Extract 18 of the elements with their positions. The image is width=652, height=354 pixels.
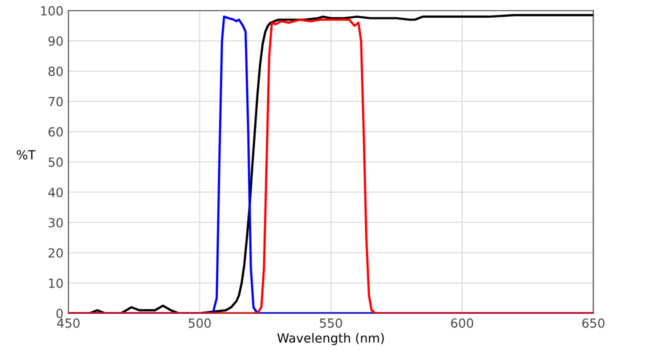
y-tick-label: 0 — [56, 308, 63, 318]
x-tick-label: 600 — [451, 318, 474, 328]
y-tick-label: 20 — [48, 248, 63, 258]
x-tick-label: 650 — [582, 318, 604, 328]
y-tick-label: 100 — [41, 6, 63, 16]
y-tick-label: 50 — [48, 157, 63, 167]
y-tick-label: 60 — [48, 127, 63, 137]
x-tick-label: 500 — [188, 318, 211, 328]
x-axis-title: Wavelength (nm) — [277, 333, 384, 346]
y-axis-title: %T — [16, 150, 36, 160]
y-tick-label: 40 — [48, 188, 63, 198]
y-tick-label: 70 — [48, 96, 63, 106]
y-tick-label: 10 — [49, 278, 63, 288]
y-tick-label: 80 — [48, 66, 63, 76]
x-tick-label: 450 — [57, 318, 80, 328]
y-tick-label: 30 — [48, 218, 63, 228]
y-tick-label: 90 — [48, 36, 63, 46]
x-tick-label: 550 — [320, 318, 342, 328]
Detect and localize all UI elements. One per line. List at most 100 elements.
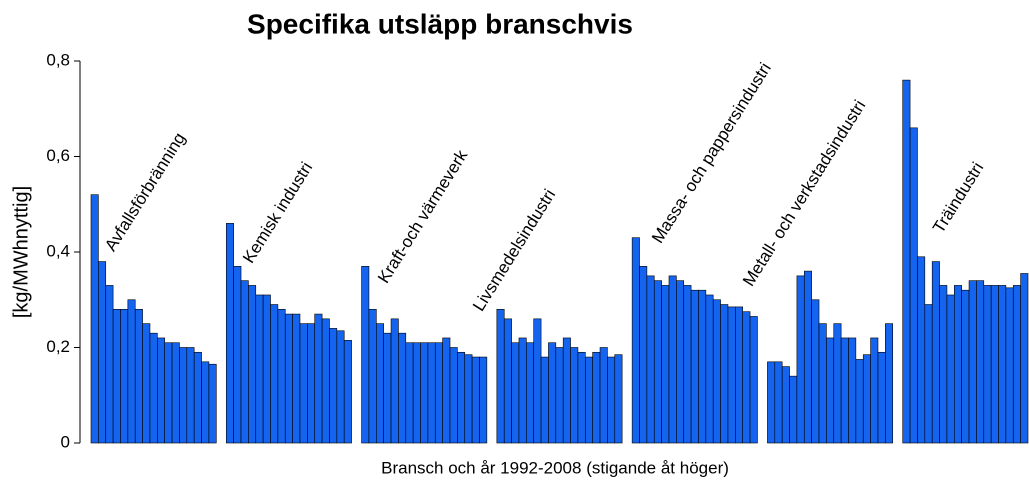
bar [855,359,864,444]
bar [262,294,271,444]
bar [112,308,121,444]
group-label: Massa- och pappersindustri [648,59,775,246]
bar [939,285,948,444]
bar [179,347,188,444]
bar [105,285,114,444]
bar [848,337,857,444]
bar [885,323,894,444]
bar [742,311,751,444]
bar [471,356,480,444]
bar [390,318,399,444]
bar [562,337,571,444]
bar [548,342,557,444]
bar [233,266,242,444]
bar [336,330,345,444]
bar [398,332,407,444]
bar [479,356,488,444]
bar [526,342,535,444]
bar [299,323,308,444]
y-tick-label: 0,4 [46,241,70,260]
bar [343,340,352,444]
bar [225,223,234,444]
bar [653,280,662,444]
bar [976,280,985,444]
group-label: Metall- och verkstadsindustri [739,97,869,290]
group-label: Avfallsförbränning [101,129,189,254]
bar [592,351,601,444]
bar [368,308,377,444]
bar [503,318,512,444]
bar [496,308,505,444]
bar [998,285,1007,444]
bar [208,363,217,444]
bar [90,194,99,444]
bar [720,304,729,444]
bar [361,266,370,444]
bar [961,289,970,444]
bar [983,285,992,444]
bar [98,261,107,444]
bar [954,285,962,444]
group-label: Kraft-och värmeverk [374,146,471,286]
bar [464,354,473,444]
bar [511,342,520,444]
bar [639,266,648,444]
bar [284,313,293,444]
bar [540,356,549,444]
bar [1020,273,1029,444]
bar [909,127,918,444]
bar [676,280,685,444]
bar [727,306,736,444]
bar [240,280,249,444]
bar [1005,287,1014,444]
group-label: Livsmedelsindustri [469,186,559,315]
bar [171,342,180,444]
bar [599,347,608,444]
bar [321,318,330,444]
bar [201,361,210,444]
bar [164,342,173,444]
bar [127,299,136,444]
bar [796,275,805,444]
bar [661,285,670,444]
bar [518,337,527,444]
bar [781,366,790,444]
bar [631,237,640,444]
y-axis-label: [kg/MWhnyttig] [10,186,32,318]
bar [555,347,564,444]
bar [277,308,286,444]
bar [457,351,466,444]
bar [442,337,451,444]
bar [803,270,812,444]
bar [668,275,677,444]
bar [270,304,279,444]
bar [577,351,586,444]
bar [833,323,842,444]
bar [420,342,429,444]
y-tick-label: 0 [61,432,70,451]
bar [646,275,655,444]
bar [314,313,323,444]
bar [902,79,911,444]
group-label: Kemisk industri [239,159,316,267]
bar [427,342,436,444]
bar [683,285,692,444]
bar [584,356,593,444]
bar [811,299,820,444]
bar [990,285,999,444]
bar [1012,285,1021,444]
bar [931,261,940,444]
bar [383,332,392,444]
bar [248,285,257,444]
bar [877,351,886,444]
bar [434,342,443,444]
bar [968,280,977,444]
bar [774,361,783,444]
bar [818,323,827,444]
bar [712,299,721,444]
bar [735,306,743,444]
bar [292,313,301,444]
bar [533,318,542,444]
bar [449,347,458,444]
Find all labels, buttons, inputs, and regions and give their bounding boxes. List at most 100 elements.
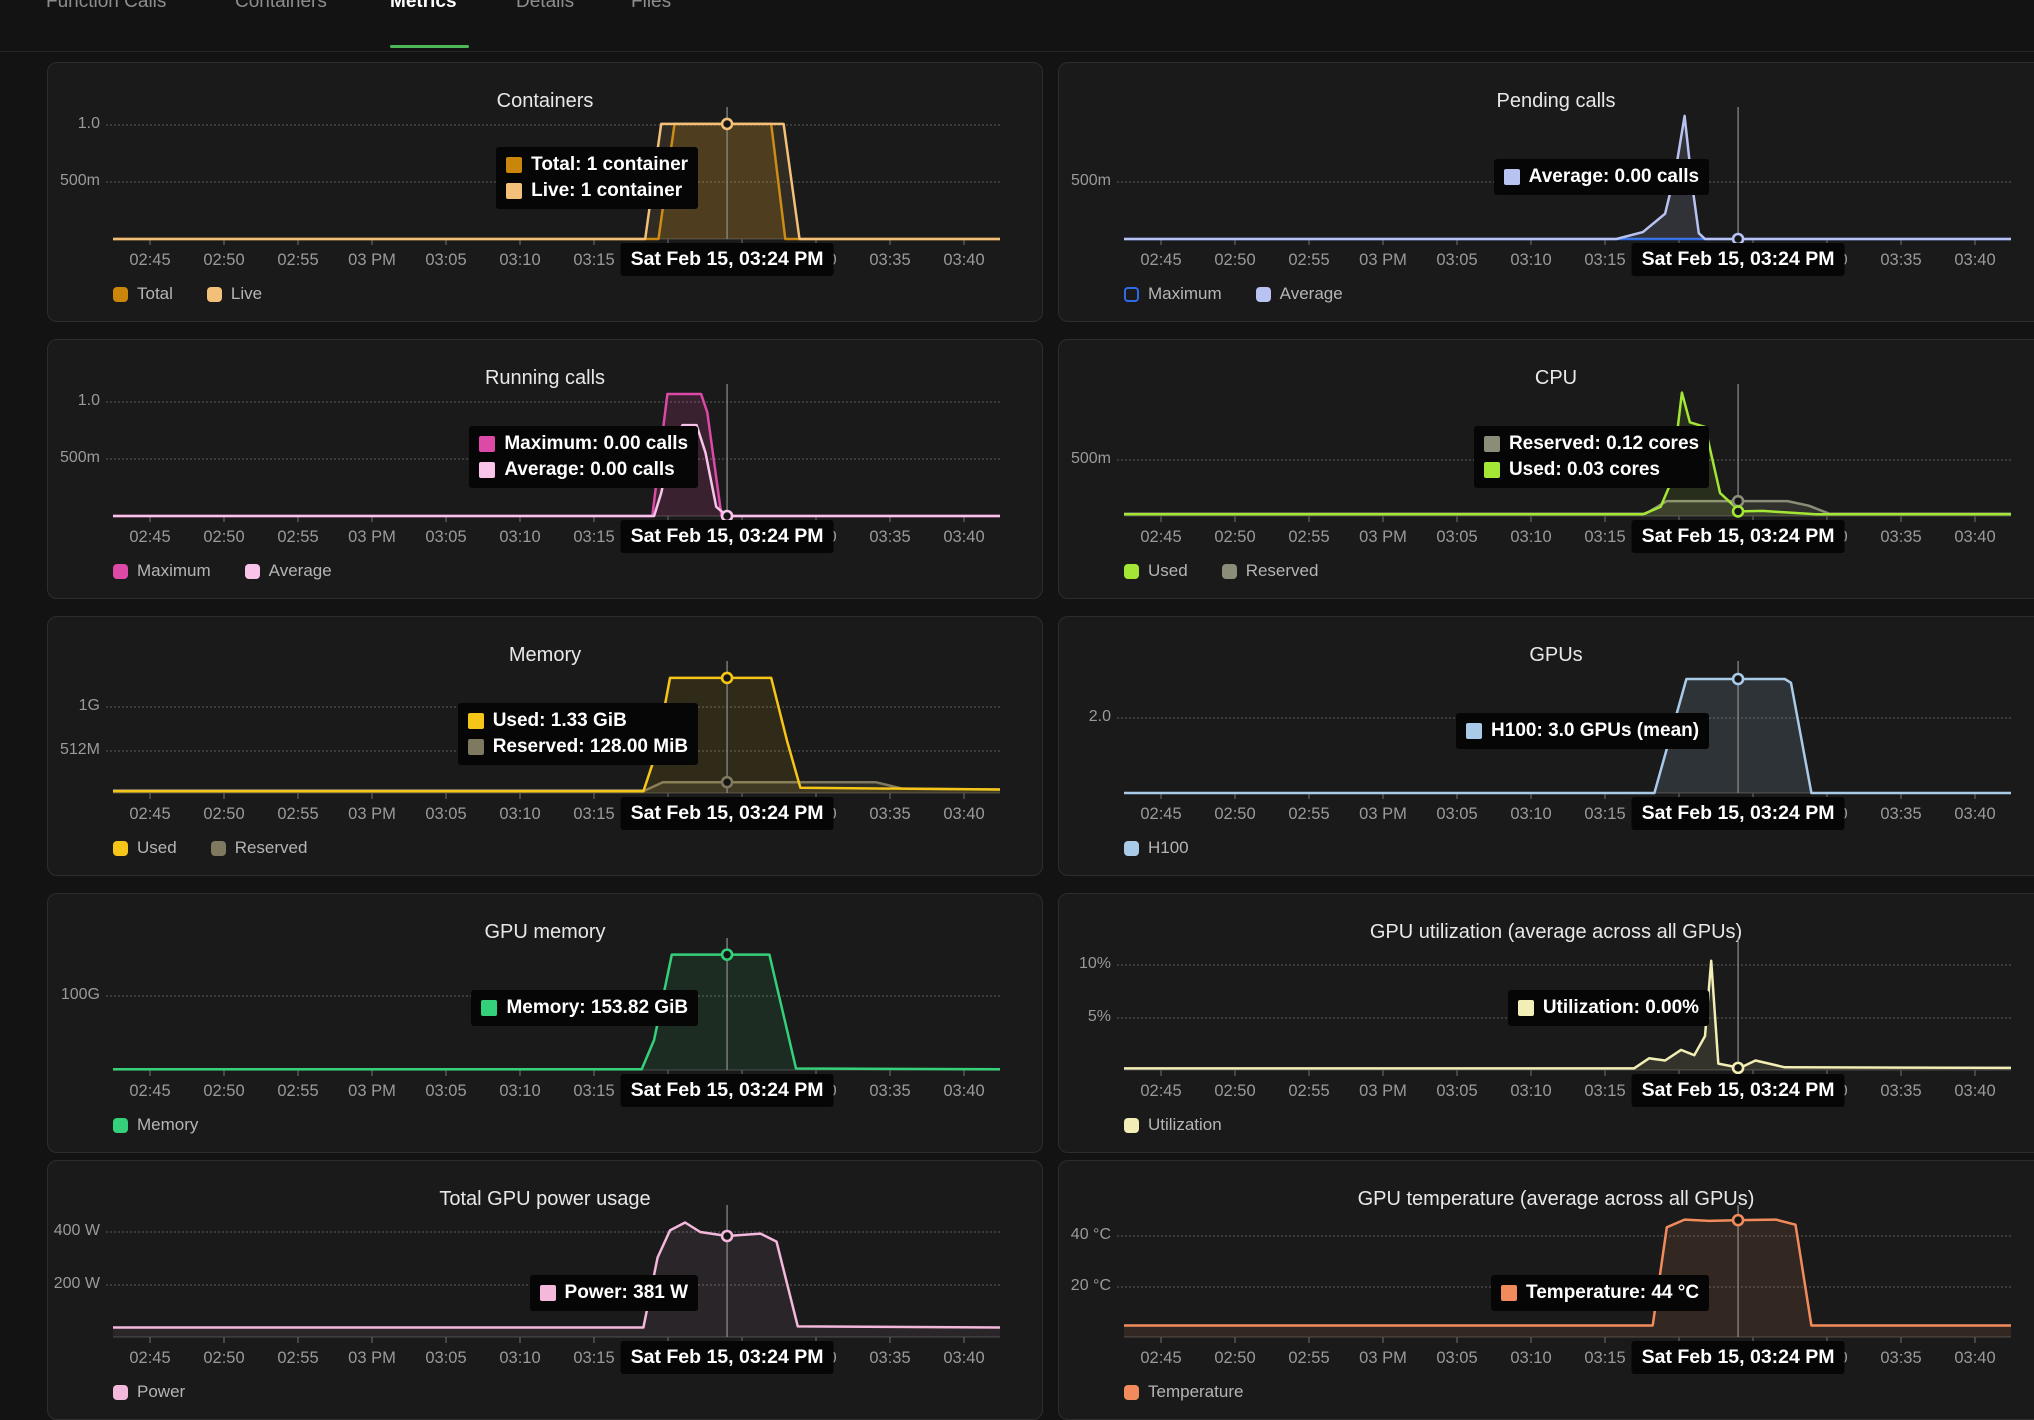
tab-files[interactable]: Files (631, 0, 672, 12)
x-axis-label: 03:35 (869, 1082, 911, 1100)
plot-area-gpus[interactable] (1124, 657, 2011, 801)
x-axis-label: 03 PM (348, 1349, 396, 1367)
series-color-swatch (506, 183, 523, 199)
legend-item-memory[interactable]: Memory (113, 1115, 198, 1135)
legend-label: Utilization (1148, 1115, 1222, 1134)
tab-containers[interactable]: Containers (235, 0, 327, 12)
x-axis-label: 02:55 (277, 1082, 319, 1100)
tooltip-value-text: Total: 1 container (531, 154, 689, 175)
plot-area-pending-calls[interactable] (1124, 103, 2011, 247)
plot-area-gpu-utilization[interactable] (1124, 934, 2011, 1078)
legend-item-total[interactable]: Total (113, 284, 173, 304)
chart-card-gpu-memory: GPU memory 100G 02:45 02:50 02:55 03 PM 03:05 0… (47, 893, 1043, 1153)
tab-function-calls[interactable]: Function Calls (46, 0, 167, 12)
tab-metrics[interactable]: Metrics (390, 0, 457, 12)
plot-area-gpu-memory[interactable] (113, 934, 1000, 1078)
legend-label: Reserved (234, 838, 308, 857)
y-axis-label: 200 W (53, 1274, 100, 1292)
y-axis-label: 20 °C (1070, 1276, 1111, 1294)
plot-area-memory[interactable] (113, 657, 1000, 801)
chart-card-gpu-temperature: GPU temperature (average across all GPUs… (1058, 1160, 2034, 1420)
tooltip-value-text: Maximum: 0.00 calls (504, 433, 689, 454)
legend-item-used[interactable]: Used (113, 838, 177, 858)
hover-date-tooltip: Sat Feb 15, 03:24 PM (1631, 1341, 1845, 1374)
legend-item-average[interactable]: Average (1255, 284, 1343, 304)
legend-containers: Total Live (113, 284, 262, 304)
x-axis-label: 02:50 (203, 1082, 245, 1100)
hover-date-tooltip: Sat Feb 15, 03:24 PM (1631, 243, 1845, 276)
legend-swatch (1255, 286, 1271, 302)
legend-item-utilization[interactable]: Utilization (1124, 1115, 1222, 1135)
y-axis-label: 10% (1078, 954, 1111, 972)
series-color-swatch (481, 1000, 498, 1016)
legend-swatch (113, 1117, 128, 1133)
legend-item-reserved[interactable]: Reserved (1221, 561, 1318, 581)
x-axis-label: 03:05 (1436, 1349, 1478, 1367)
legend-item-power[interactable]: Power (113, 1382, 185, 1402)
value-tooltip-gpu-memory: Memory: 153.82 GiB (471, 990, 699, 1026)
y-axis-label: 1.0 (77, 391, 100, 409)
x-axis-label: 03:35 (869, 1349, 911, 1367)
hover-date-tooltip: Sat Feb 15, 03:24 PM (1631, 1074, 1845, 1107)
tooltip-value-text: Memory: 153.82 GiB (506, 997, 689, 1018)
legend-swatch (1124, 1117, 1139, 1133)
plot-area-gpu-temperature[interactable] (1124, 1201, 2011, 1345)
legend-swatch (1124, 563, 1139, 579)
x-axis-label: 03:40 (1954, 528, 1996, 546)
chart-card-running-calls: Running calls 1.0 500m 02:45 02:50 02:55 03 PM… (47, 339, 1043, 599)
plot-area-containers[interactable] (113, 103, 1000, 247)
x-axis-label: 03:05 (425, 805, 467, 823)
x-axis-label: 02:50 (203, 251, 245, 269)
legend-item-temperature[interactable]: Temperature (1124, 1382, 1243, 1402)
legend-label: Average (268, 561, 332, 580)
legend-label: Used (137, 838, 177, 857)
x-axis-label: 03 PM (348, 1082, 396, 1100)
legend-item-reserved[interactable]: Reserved (210, 838, 308, 858)
legend-label: Maximum (137, 561, 211, 580)
tab-details[interactable]: Details (516, 0, 575, 12)
x-axis-label: 03:10 (499, 805, 541, 823)
legend-item-maximum[interactable]: Maximum (1124, 284, 1222, 304)
tooltip-value-text: Temperature: 44 °C (1526, 1282, 1700, 1303)
legend-item-maximum[interactable]: Maximum (113, 561, 211, 581)
series-color-swatch (539, 1285, 556, 1301)
active-tab-underline (390, 45, 469, 48)
series-color-swatch (467, 713, 484, 729)
legend-item-used[interactable]: Used (1124, 561, 1188, 581)
value-tooltip-pending-calls: Average: 0.00 calls (1493, 159, 1710, 195)
plot-area-running-calls[interactable] (113, 380, 1000, 524)
plot-area-gpu-power[interactable] (113, 1201, 1000, 1345)
x-axis-label: 03 PM (1359, 251, 1407, 269)
legend-item-average[interactable]: Average (244, 561, 332, 581)
hover-point-marker (1731, 1061, 1745, 1075)
legend-item-live[interactable]: Live (206, 284, 262, 304)
series-line-used (113, 676, 1000, 793)
tooltip-value-text: Utilization: 0.00% (1542, 997, 1700, 1018)
plot-area-cpu[interactable] (1124, 380, 2011, 524)
x-axis-label: 03:35 (1880, 251, 1922, 269)
hover-point-marker (720, 117, 734, 131)
value-tooltip-gpus: H100: 3.0 GPUs (mean) (1456, 713, 1710, 749)
x-axis-label: 02:50 (203, 1349, 245, 1367)
x-axis-label: 03:05 (1436, 1082, 1478, 1100)
legend-swatch (210, 840, 226, 856)
gridline (106, 400, 1000, 403)
x-axis-label: 02:55 (1288, 251, 1330, 269)
legend-item-h100[interactable]: H100 (1124, 838, 1189, 858)
x-axis-label: 02:50 (203, 805, 245, 823)
x-axis-label: 02:55 (1288, 805, 1330, 823)
x-axis-label: 03:40 (943, 528, 985, 546)
x-axis-label: 02:45 (129, 805, 171, 823)
x-axis-label: 03:05 (425, 1349, 467, 1367)
legend-gpu-memory: Memory (113, 1115, 198, 1135)
x-axis-label: 03:40 (943, 1349, 985, 1367)
x-axis-label: 03 PM (1359, 1349, 1407, 1367)
x-axis-label: 03:35 (1880, 1082, 1922, 1100)
series-color-swatch (506, 157, 523, 173)
x-axis-label: 02:45 (129, 1349, 171, 1367)
legend-swatch (1124, 286, 1139, 302)
x-axis-label: 03:10 (499, 251, 541, 269)
x-axis-label: 03:15 (573, 1082, 615, 1100)
series-line-reserved (1124, 499, 2011, 515)
x-axis-label: 03:05 (1436, 805, 1478, 823)
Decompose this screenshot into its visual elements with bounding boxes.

---------------

* YOUR TASK: Copy out, character for character, every item from the line containing "y-tick-label: 0 — [56, 308, 63, 318]" down to the line containing "x-tick-label: 500 — [188, 318, 211, 328]", including both of those lines.

* TASK RESPONSE:
y-tick-label: 0 — [56, 308, 63, 318]
x-tick-label: 600 — [451, 318, 474, 328]
y-tick-label: 20 — [48, 248, 63, 258]
x-tick-label: 650 — [582, 318, 604, 328]
y-tick-label: 100 — [41, 6, 63, 16]
y-tick-label: 50 — [48, 157, 63, 167]
y-tick-label: 60 — [48, 127, 63, 137]
x-tick-label: 500 — [188, 318, 211, 328]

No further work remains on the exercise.